■ **Texte fourni**
- - - - -
Quand as-tu eu connaissance du BIM et quand la passion pour ce processus t’est-elle venue, te poussant à approfondir tes connaissances dans ce domaine ?
Ma thèse d’ingénieur, que j’avais développée autour d’un sujet de gare, était déjà en 3D (calculs compris). Par la suite chez Starck j’ai pu apprendre le cycle de création et production numérique (design industriel oblige). De là, j’ai été recrutée pour un projet Parisien qui allait occuper par la suite 6 ans de ma vie : la Fondation Louis Vuitton de Frank Gehry, construite par VINCI Construction France. Et c’est là que la rencontre a eu lieu : il n’y avait pas le choix pour construire cet ouvrage.
Tu as travaillé sur des projets iconiques tels que le Stade Arena 92 et la Fondation Louis Vuitton. Pourrais-tu nous en parler et nous dire pourquoi le BIM a été utilisé et ce qu’il a apporté sur ces grands projets ?
Pour les deux projets, au départ le BIM était une nécessité par la complexité des formes dans une démarche d’anticipation des complexités et d’optimisation des coûts.
C’était le début des technologies BIM, tu étais une pionnière avec tes Equipes. Etait-ce difficile ? Quels souvenirs en gardes-tu ?
Je garde d’abord un très bon souvenir du point de vue humain : la nouveauté du BIM, les ouvrages exceptionnels, l’engouement des équipes, l’attachement de chacun à la réussite. J’ai le souvenir que tout n’était pas rose, mais que rien n’était insurmontable car il y avait un esprit de groupe. C’était compliqué de mettre en place des méthodes sans savoir où on était en train d’aller, sans avoir de retours d’expérience sur lesquels se baser … mais puisque les ouvrages étaient compliqués et que le BIM était une aide véritable, cela a fait très rapidement tomber les barrières de la résistance au changement.
- - - - -
■ **Lignes**

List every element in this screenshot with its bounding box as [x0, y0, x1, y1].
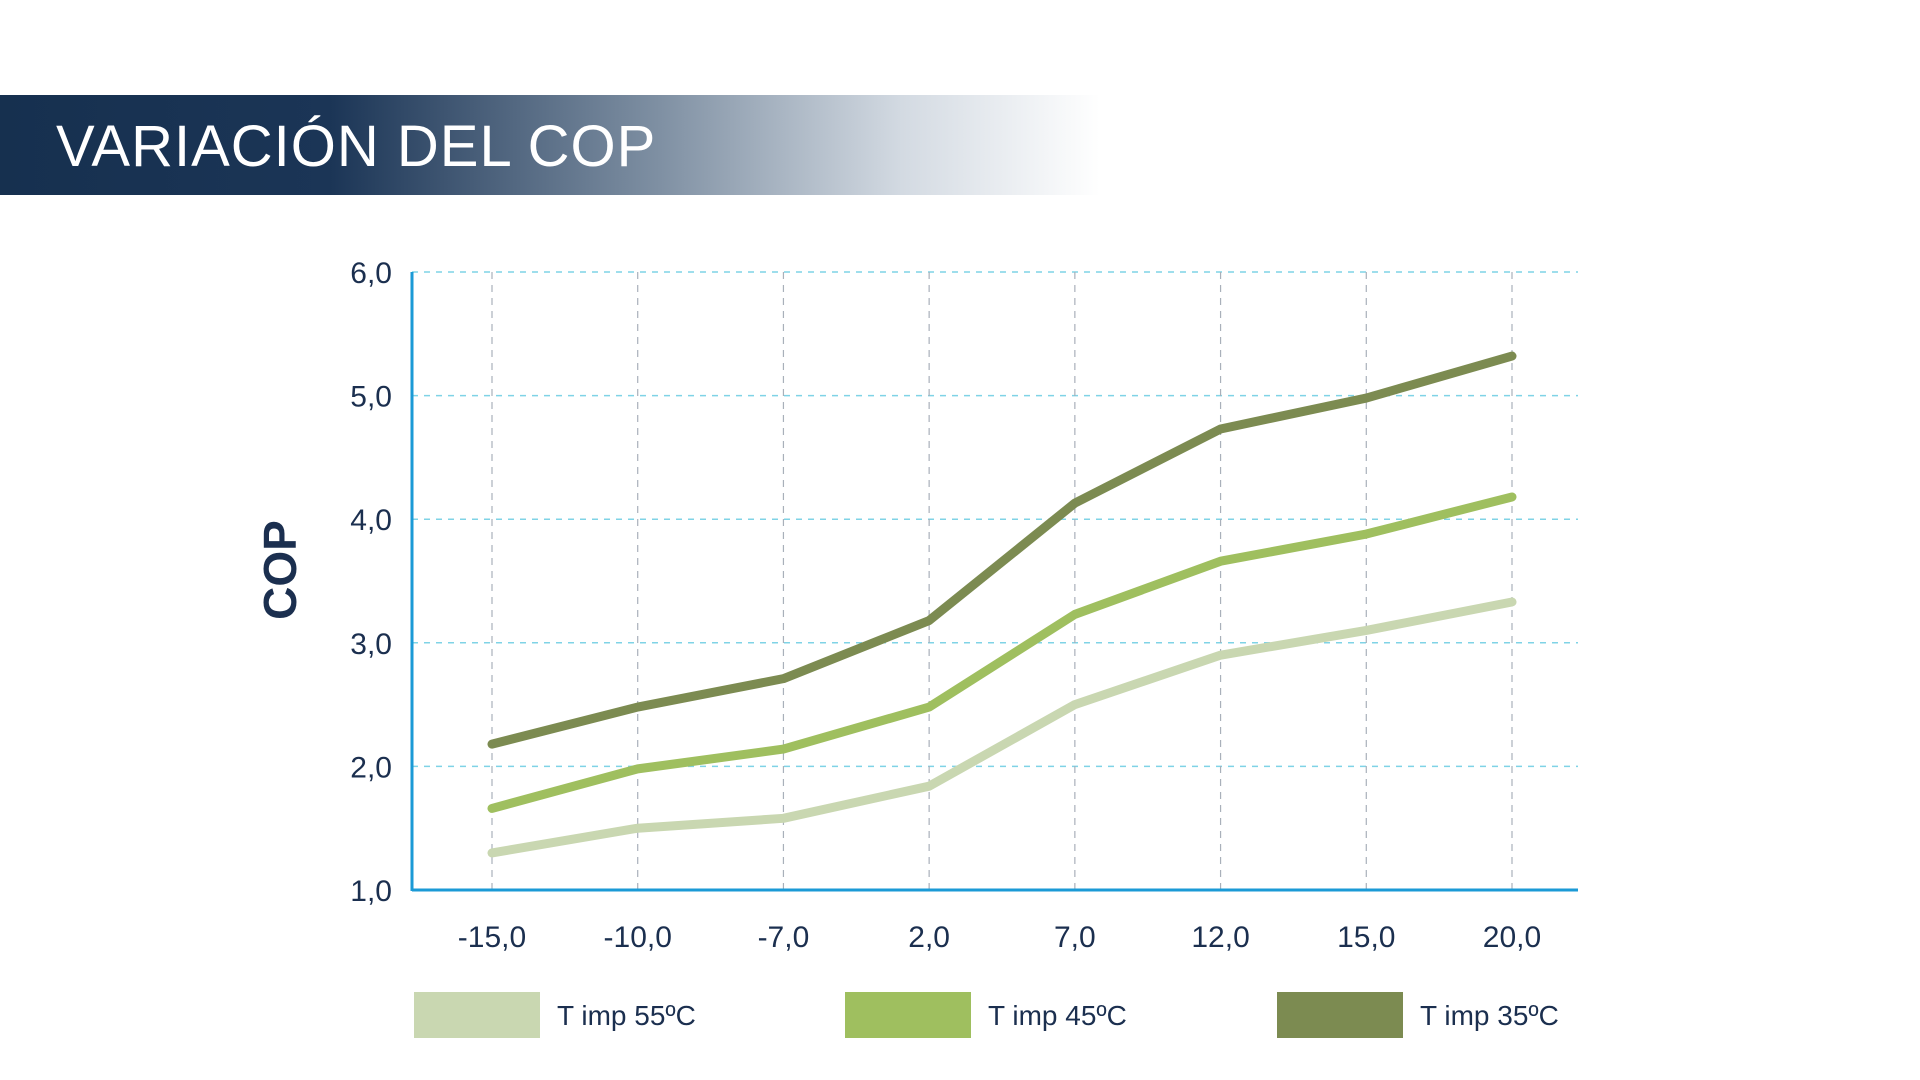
series-line — [487, 492, 1517, 813]
y-tick-label: 2,0 — [350, 751, 392, 784]
series-line — [487, 351, 1517, 749]
horizontal-gridlines — [412, 271, 1578, 768]
x-tick-label: 20,0 — [1483, 921, 1541, 954]
legend-label: T imp 45ºC — [988, 1000, 1127, 1031]
title-banner: VARIACIÓN DEL COP — [0, 95, 1100, 195]
legend-label: T imp 35ºC — [1420, 1000, 1559, 1031]
x-tick-label: -7,0 — [758, 921, 810, 954]
series-lines — [487, 351, 1517, 858]
y-tick-label: 5,0 — [350, 381, 392, 414]
y-axis-label: COP — [254, 520, 306, 620]
x-tick-label: 7,0 — [1054, 921, 1096, 954]
x-tick-label: -10,0 — [604, 921, 672, 954]
legend-label: T imp 55ºC — [557, 1000, 696, 1031]
legend-swatch — [1277, 992, 1403, 1038]
y-tick-label: 6,0 — [350, 257, 392, 290]
axes — [410, 272, 1578, 892]
legend-swatch — [414, 992, 540, 1038]
vertical-gridlines — [491, 272, 1513, 890]
series-line — [487, 597, 1517, 858]
x-tick-label: -15,0 — [458, 921, 526, 954]
y-tick-label: 3,0 — [350, 628, 392, 661]
y-tick-label: 1,0 — [350, 875, 392, 908]
y-tick-labels: 1,0 2,0 3,0 4,0 5,0 6,0 — [350, 257, 392, 908]
x-tick-label: 15,0 — [1337, 921, 1395, 954]
x-tick-labels: -15,0 -10,0 -7,0 2,0 7,0 12,0 15,0 20,0 — [458, 921, 1541, 954]
y-tick-label: 4,0 — [350, 504, 392, 537]
legend: T imp 55ºC T imp 45ºC T imp 35ºC — [414, 992, 1559, 1038]
x-tick-label: 2,0 — [908, 921, 950, 954]
legend-swatch — [845, 992, 971, 1038]
page-title: VARIACIÓN DEL COP — [56, 114, 657, 179]
x-tick-label: 12,0 — [1191, 921, 1249, 954]
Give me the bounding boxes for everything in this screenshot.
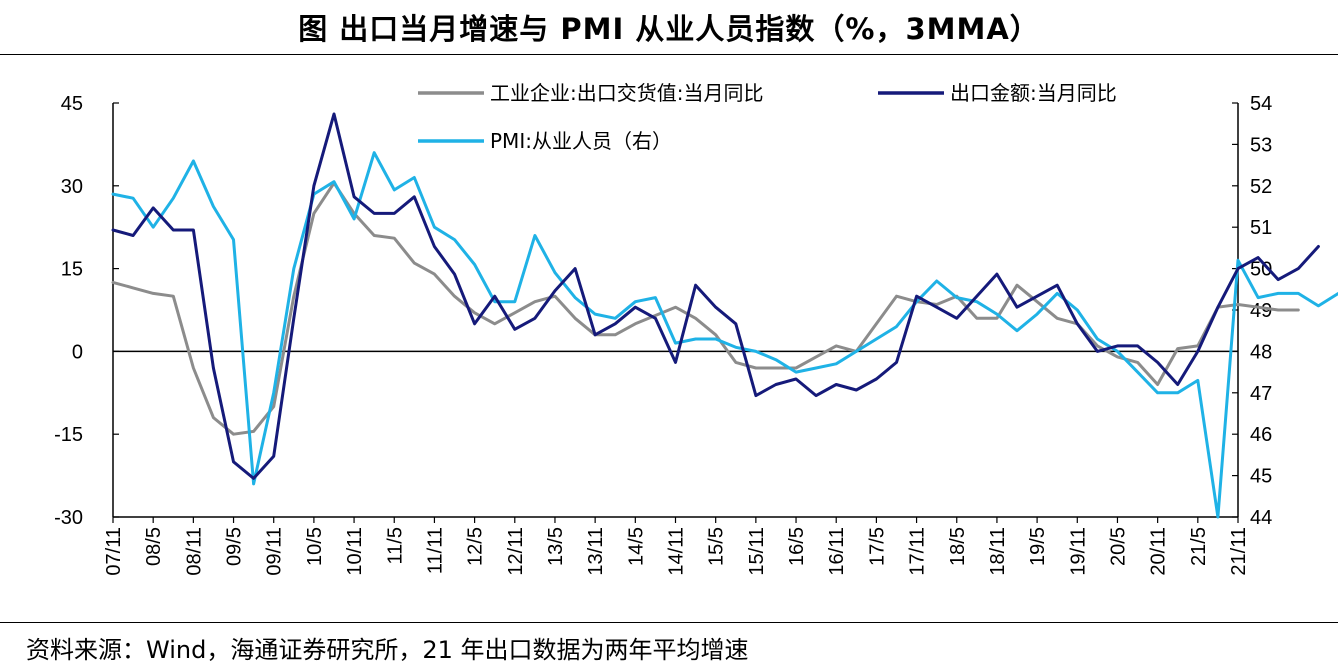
x-tick-label: 17/11 bbox=[907, 527, 929, 576]
x-tick-label: 08/11 bbox=[183, 527, 205, 576]
right-tick-label: 51 bbox=[1250, 217, 1272, 239]
series-line-pmi bbox=[111, 151, 1338, 519]
right-tick-label: 44 bbox=[1250, 507, 1272, 529]
x-tick-label: 11/11 bbox=[424, 527, 446, 574]
x-tick-label: 10/5 bbox=[304, 527, 326, 566]
x-tick-label: 15/11 bbox=[746, 527, 768, 576]
legend-label-industrial: 工业企业:出口交货值:当月同比 bbox=[490, 81, 763, 105]
chart-title: 图 出口当月增速与 PMI 从业人员指数（%，3MMA） bbox=[298, 12, 1040, 46]
series-line-industrial bbox=[111, 181, 1300, 436]
x-tick-label: 13/5 bbox=[545, 527, 567, 566]
legend-label-export: 出口金额:当月同比 bbox=[950, 81, 1117, 105]
x-tick-label: 12/11 bbox=[505, 527, 527, 576]
legend-label-pmi: PMI:从业人员（右） bbox=[490, 129, 672, 153]
left-tick-label: -30 bbox=[54, 507, 83, 529]
x-tick-label: 20/5 bbox=[1107, 527, 1129, 566]
x-tick-label: 14/5 bbox=[625, 527, 647, 566]
title-rule bbox=[0, 54, 1338, 55]
x-tick-label: 15/5 bbox=[706, 527, 728, 566]
right-tick-label: 53 bbox=[1250, 134, 1272, 156]
series-line-export bbox=[111, 112, 1320, 480]
left-tick-label: 45 bbox=[61, 93, 83, 115]
x-tick-label: 21/11 bbox=[1228, 527, 1250, 576]
left-tick-label: 15 bbox=[61, 259, 83, 281]
right-tick-label: 46 bbox=[1250, 424, 1272, 446]
x-tick-label: 18/5 bbox=[947, 527, 969, 566]
right-tick-label: 50 bbox=[1250, 259, 1272, 281]
axes-layer: -30 -15 0 15 30 45 44 45 46 47 48 49 50 51 52 53 54 07/11… bbox=[54, 93, 1272, 576]
x-tick-label: 19/11 bbox=[1067, 527, 1089, 576]
x-tick-label: 20/11 bbox=[1148, 527, 1170, 576]
right-tick-label: 49 bbox=[1250, 300, 1272, 322]
x-tick-label: 14/11 bbox=[666, 527, 688, 576]
x-tick-label: 08/5 bbox=[143, 527, 165, 566]
x-tick-label: 19/5 bbox=[1027, 527, 1049, 566]
x-tick-label: 21/5 bbox=[1188, 527, 1210, 566]
left-tick-label: 30 bbox=[61, 176, 83, 198]
right-tick-label: 48 bbox=[1250, 341, 1272, 363]
right-tick-label: 47 bbox=[1250, 383, 1272, 405]
right-tick-label: 45 bbox=[1250, 466, 1272, 488]
x-tick-label: 17/5 bbox=[866, 527, 888, 566]
series-layer bbox=[111, 112, 1338, 519]
x-tick-label: 09/5 bbox=[224, 527, 246, 566]
right-tick-label: 54 bbox=[1250, 93, 1272, 115]
legend: 工业企业:出口交货值:当月同比 出口金额:当月同比 PMI:从业人员（右） bbox=[418, 81, 1117, 153]
x-tick-label: 11/5 bbox=[384, 527, 406, 564]
x-tick-label: 07/11 bbox=[103, 527, 125, 576]
left-tick-label: -15 bbox=[54, 424, 83, 446]
right-tick-label: 52 bbox=[1250, 176, 1272, 198]
source-note: 资料来源：Wind，海通证券研究所，21 年出口数据为两年平均增速 bbox=[26, 636, 749, 664]
source-rule bbox=[0, 622, 1338, 623]
x-tick-label: 13/11 bbox=[585, 527, 607, 576]
x-tick-label: 12/5 bbox=[465, 527, 487, 566]
x-tick-label: 10/11 bbox=[344, 527, 366, 576]
x-tick-label: 18/11 bbox=[987, 527, 1009, 576]
x-tick-label: 09/11 bbox=[264, 527, 286, 576]
x-tick-label: 16/11 bbox=[826, 527, 848, 576]
x-tick-label: 16/5 bbox=[786, 527, 808, 566]
left-tick-label: 0 bbox=[72, 341, 83, 363]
- - - - -
■ **Consignes**
a - Selon l'entretien sur le BIM, quelle entreprise a construit la Fondation Louis Vuitton ?
b - D'après l'entretien sur le BIM, pourquoi la résistance au changement est-elle tombée très rapidement au sein des équipes ?
c - Reproduisez, dans l'entretien sur le BIM, tout ce qui va de « Tu as travaillé » jusqu'à « en gardes-tu ? ».

■ **Réponses par consigne**
a - VINCI Construction France.

b - Les ouvrages étaient compliqués et le BIM apportait une aide véritable, ce qui a fait très vite tomber les barrières de la résistance au changement.

c -
Tu as travaillé sur des projets iconiques tels que le Stade Arena 92 et la Fondation Louis Vuitton. Pourrais-tu nous en parler et nous dire pourquoi le BIM a été utilisé et ce qu’il a apporté sur ces grands projets ?
Pour les deux projets, au départ le BIM était une nécessité par la complexité des formes dans une démarche d’anticipation des complexités et d’optimisation des coûts.
C’était le début des technologies BIM, tu étais une pionnière avec tes Equipes. Etait-ce difficile ? Quels souvenirs en gardes-tu ?